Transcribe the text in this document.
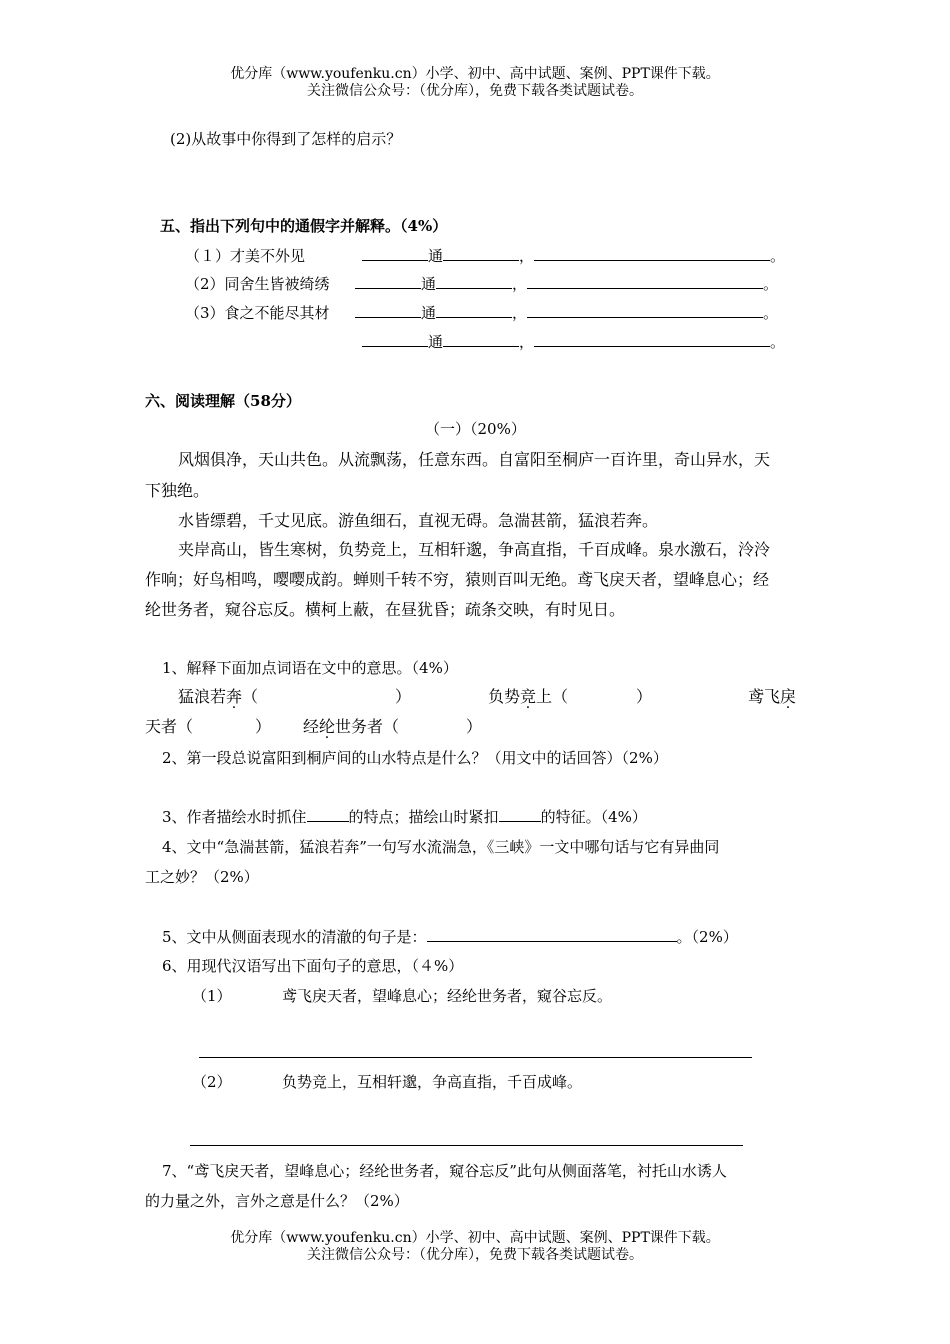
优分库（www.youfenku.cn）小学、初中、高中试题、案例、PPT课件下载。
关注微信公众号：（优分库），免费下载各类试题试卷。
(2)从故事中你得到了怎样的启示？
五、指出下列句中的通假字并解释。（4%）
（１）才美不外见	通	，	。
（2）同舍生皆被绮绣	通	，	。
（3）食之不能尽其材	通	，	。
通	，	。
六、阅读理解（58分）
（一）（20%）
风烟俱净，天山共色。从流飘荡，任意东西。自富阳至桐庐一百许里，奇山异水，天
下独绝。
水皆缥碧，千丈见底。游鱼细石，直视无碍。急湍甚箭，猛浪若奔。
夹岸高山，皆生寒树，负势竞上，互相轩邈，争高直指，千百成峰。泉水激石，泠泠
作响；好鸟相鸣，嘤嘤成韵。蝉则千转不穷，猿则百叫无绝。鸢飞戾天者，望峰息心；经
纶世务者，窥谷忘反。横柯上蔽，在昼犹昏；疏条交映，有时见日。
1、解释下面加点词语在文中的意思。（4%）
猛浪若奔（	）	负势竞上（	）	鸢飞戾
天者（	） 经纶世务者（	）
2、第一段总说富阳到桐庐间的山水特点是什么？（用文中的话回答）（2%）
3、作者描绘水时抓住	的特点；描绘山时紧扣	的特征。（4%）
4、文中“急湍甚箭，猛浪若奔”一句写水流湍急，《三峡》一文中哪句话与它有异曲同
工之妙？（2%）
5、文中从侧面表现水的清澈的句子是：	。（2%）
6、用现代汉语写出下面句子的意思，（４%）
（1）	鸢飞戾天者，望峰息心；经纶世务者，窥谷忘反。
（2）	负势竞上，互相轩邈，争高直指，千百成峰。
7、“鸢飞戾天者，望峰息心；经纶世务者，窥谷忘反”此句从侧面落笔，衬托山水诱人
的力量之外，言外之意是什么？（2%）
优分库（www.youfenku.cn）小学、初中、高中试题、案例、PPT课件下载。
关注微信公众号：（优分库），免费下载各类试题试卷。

==

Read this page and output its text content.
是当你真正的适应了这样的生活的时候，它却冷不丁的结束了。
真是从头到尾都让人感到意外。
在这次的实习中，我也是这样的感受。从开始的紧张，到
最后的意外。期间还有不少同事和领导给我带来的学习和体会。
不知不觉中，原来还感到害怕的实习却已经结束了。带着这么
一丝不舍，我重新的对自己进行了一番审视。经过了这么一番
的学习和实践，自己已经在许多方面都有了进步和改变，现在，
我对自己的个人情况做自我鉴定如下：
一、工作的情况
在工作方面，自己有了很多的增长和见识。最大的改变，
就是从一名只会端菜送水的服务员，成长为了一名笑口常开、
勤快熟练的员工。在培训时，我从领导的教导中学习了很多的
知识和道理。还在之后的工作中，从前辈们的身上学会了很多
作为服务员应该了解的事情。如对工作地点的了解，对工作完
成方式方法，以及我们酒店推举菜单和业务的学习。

» WHAT IS BEING ASKED
Filter the listing above for the string "猛浪若奔" and copy every matching line.

» SOLUTION TO THE EXERCISE
水皆缥碧，千丈见底。游鱼细石，直视无碍。急湍甚箭，猛浪若奔。
猛浪若奔（	）	负势竞上（	）	鸢飞戾
4、文中“急湍甚箭，猛浪若奔”一句写水流湍急，《三峡》一文中哪句话与它有异曲同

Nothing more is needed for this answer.